The records below should be written out again, exactly.

### Supplied entries

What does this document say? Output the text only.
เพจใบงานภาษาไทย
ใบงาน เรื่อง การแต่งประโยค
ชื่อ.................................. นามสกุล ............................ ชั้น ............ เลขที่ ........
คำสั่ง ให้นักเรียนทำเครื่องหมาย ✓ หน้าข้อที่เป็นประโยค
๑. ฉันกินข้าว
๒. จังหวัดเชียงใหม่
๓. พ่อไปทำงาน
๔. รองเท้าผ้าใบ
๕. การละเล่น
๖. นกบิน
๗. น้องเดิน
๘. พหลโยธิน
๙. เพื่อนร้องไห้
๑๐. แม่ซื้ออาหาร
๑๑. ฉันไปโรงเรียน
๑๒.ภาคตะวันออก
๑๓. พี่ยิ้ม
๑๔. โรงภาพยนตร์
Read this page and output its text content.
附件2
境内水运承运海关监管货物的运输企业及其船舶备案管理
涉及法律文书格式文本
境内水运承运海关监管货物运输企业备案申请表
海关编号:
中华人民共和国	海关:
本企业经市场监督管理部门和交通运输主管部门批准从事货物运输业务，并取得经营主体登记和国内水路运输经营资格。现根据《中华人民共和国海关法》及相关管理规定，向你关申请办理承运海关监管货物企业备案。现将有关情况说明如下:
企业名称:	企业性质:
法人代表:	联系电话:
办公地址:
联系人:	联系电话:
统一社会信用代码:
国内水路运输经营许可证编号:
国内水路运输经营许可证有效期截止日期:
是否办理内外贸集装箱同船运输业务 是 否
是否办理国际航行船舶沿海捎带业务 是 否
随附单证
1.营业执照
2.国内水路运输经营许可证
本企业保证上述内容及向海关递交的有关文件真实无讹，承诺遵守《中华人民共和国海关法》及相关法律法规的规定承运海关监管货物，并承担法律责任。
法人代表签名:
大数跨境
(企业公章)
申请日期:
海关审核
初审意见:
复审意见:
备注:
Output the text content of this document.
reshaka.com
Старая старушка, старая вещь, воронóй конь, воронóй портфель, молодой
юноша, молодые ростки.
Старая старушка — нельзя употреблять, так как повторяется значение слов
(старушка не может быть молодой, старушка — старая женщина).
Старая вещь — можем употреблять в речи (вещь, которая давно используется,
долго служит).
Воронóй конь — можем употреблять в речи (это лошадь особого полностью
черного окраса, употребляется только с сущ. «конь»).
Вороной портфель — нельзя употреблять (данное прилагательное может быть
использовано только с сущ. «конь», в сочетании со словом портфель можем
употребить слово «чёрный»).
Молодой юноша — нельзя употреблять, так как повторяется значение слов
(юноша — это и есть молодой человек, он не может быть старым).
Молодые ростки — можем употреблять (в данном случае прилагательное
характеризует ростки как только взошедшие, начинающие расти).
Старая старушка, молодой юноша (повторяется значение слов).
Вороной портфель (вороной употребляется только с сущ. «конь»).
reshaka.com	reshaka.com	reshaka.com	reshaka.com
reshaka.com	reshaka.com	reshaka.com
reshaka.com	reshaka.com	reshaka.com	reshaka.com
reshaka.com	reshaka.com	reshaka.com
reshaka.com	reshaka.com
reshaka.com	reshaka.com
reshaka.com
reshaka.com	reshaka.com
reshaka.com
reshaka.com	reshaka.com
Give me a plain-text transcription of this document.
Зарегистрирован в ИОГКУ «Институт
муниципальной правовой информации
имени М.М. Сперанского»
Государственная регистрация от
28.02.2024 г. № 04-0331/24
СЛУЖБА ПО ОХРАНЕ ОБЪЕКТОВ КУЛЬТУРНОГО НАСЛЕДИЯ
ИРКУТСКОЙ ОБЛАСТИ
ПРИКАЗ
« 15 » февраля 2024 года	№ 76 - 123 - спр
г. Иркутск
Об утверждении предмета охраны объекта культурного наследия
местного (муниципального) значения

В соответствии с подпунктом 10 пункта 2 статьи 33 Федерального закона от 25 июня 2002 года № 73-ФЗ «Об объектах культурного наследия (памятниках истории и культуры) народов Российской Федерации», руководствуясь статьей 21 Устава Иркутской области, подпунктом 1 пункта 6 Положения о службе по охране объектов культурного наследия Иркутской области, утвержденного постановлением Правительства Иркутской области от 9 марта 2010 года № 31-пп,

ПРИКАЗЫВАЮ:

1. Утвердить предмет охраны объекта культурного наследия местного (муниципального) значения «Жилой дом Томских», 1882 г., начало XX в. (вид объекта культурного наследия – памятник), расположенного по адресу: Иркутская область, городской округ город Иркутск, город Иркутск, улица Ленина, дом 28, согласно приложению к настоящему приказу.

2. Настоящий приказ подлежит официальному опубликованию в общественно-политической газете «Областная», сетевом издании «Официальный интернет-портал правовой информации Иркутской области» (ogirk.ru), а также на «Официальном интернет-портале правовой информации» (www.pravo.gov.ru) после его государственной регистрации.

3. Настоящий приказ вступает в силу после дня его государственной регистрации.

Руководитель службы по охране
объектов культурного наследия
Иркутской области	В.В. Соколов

######

Task result:
What does this document say? Output the text only.
เพจใบงานภาษาไทย
ใบงาน เรื่อง การแต่งประโยค
ชื่อ.................................. นามสกุล ............................ ชั้น ............ เลขที่ ........
คำสั่ง ให้นักเรียนทำเครื่องหมาย ✓ หน้าข้อที่เป็นประโยค
๑. ฉันกินข้าว
๒. จังหวัดเชียงใหม่
๓. พ่อไปทำงาน
๔. รองเท้าผ้าใบ
๕. การละเล่น
๖. นกบิน
๗. น้องเดิน
๘. พหลโยธิน
๙. เพื่อนร้องไห้
๑๐. แม่ซื้ออาหาร
๑๑. ฉันไปโรงเรียน
๑๒.ภาคตะวันออก
๑๓. พี่ยิ้ม
๑๔. โรงภาพยนตร์
Read this page and output its text content.
附件2
境内水运承运海关监管货物的运输企业及其船舶备案管理
涉及法律文书格式文本
境内水运承运海关监管货物运输企业备案申请表
海关编号:
中华人民共和国	海关:
本企业经市场监督管理部门和交通运输主管部门批准从事货物运输业务，并取得经营主体登记和国内水路运输经营资格。现根据《中华人民共和国海关法》及相关管理规定，向你关申请办理承运海关监管货物企业备案。现将有关情况说明如下:
企业名称:	企业性质:
法人代表:	联系电话:
办公地址:
联系人:	联系电话:
统一社会信用代码:
国内水路运输经营许可证编号:
国内水路运输经营许可证有效期截止日期:
是否办理内外贸集装箱同船运输业务 是 否
是否办理国际航行船舶沿海捎带业务 是 否
随附单证
1.营业执照
2.国内水路运输经营许可证
本企业保证上述内容及向海关递交的有关文件真实无讹，承诺遵守《中华人民共和国海关法》及相关法律法规的规定承运海关监管货物，并承担法律责任。
法人代表签名:
大数跨境
(企业公章)
申请日期:
海关审核
初审意见:
复审意见:
备注:
Output the text content of this document.
reshaka.com
Старая старушка, старая вещь, воронóй конь, воронóй портфель, молодой
юноша, молодые ростки.
Старая старушка — нельзя употреблять, так как повторяется значение слов
(старушка не может быть молодой, старушка — старая женщина).
Старая вещь — можем употреблять в речи (вещь, которая давно используется,
долго служит).
Воронóй конь — можем употреблять в речи (это лошадь особого полностью
черного окраса, употребляется только с сущ. «конь»).
Вороной портфель — нельзя употреблять (данное прилагательное может быть
использовано только с сущ. «конь», в сочетании со словом портфель можем
употребить слово «чёрный»).
Молодой юноша — нельзя употреблять, так как повторяется значение слов
(юноша — это и есть молодой человек, он не может быть старым).
Молодые ростки — можем употреблять (в данном случае прилагательное
характеризует ростки как только взошедшие, начинающие расти).
Старая старушка, молодой юноша (повторяется значение слов).
Вороной портфель (вороной употребляется только с сущ. «конь»).
reshaka.com	reshaka.com	reshaka.com	reshaka.com
reshaka.com	reshaka.com	reshaka.com
reshaka.com	reshaka.com	reshaka.com	reshaka.com
reshaka.com	reshaka.com	reshaka.com
reshaka.com	reshaka.com
reshaka.com	reshaka.com
reshaka.com
reshaka.com	reshaka.com
reshaka.com
reshaka.com	reshaka.com
Give me a plain-text transcription of this document.
Зарегистрирован в ИОГКУ «Институт
муниципальной правовой информации
имени М.М. Сперанского»
Государственная регистрация от
28.02.2024 г. № 04-0331/24
СЛУЖБА ПО ОХРАНЕ ОБЪЕКТОВ КУЛЬТУРНОГО НАСЛЕДИЯ
ИРКУТСКОЙ ОБЛАСТИ
ПРИКАЗ
« 15 » февраля 2024 года	№ 76 - 123 - спр
г. Иркутск
Об утверждении предмета охраны объекта культурного наследия
местного (муниципального) значения

В соответствии с подпунктом 10 пункта 2 статьи 33 Федерального закона от 25 июня 2002 года № 73-ФЗ «Об объектах культурного наследия (памятниках истории и культуры) народов Российской Федерации», руководствуясь статьей 21 Устава Иркутской области, подпунктом 1 пункта 6 Положения о службе по охране объектов культурного наследия Иркутской области, утвержденного постановлением Правительства Иркутской области от 9 марта 2010 года № 31-пп,

ПРИКАЗЫВАЮ:

1. Утвердить предмет охраны объекта культурного наследия местного (муниципального) значения «Жилой дом Томских», 1882 г., начало XX в. (вид объекта культурного наследия – памятник), расположенного по адресу: Иркутская область, городской округ город Иркутск, город Иркутск, улица Ленина, дом 28, согласно приложению к настоящему приказу.

2. Настоящий приказ подлежит официальному опубликованию в общественно-политической газете «Областная», сетевом издании «Официальный интернет-портал правовой информации Иркутской области» (ogirk.ru), а также на «Официальном интернет-портале правовой информации» (www.pravo.gov.ru) после его государственной регистрации.

3. Настоящий приказ вступает в силу после дня его государственной регистрации.

Руководитель службы по охране
объектов культурного наследия
Иркутской области	В.В. Соколов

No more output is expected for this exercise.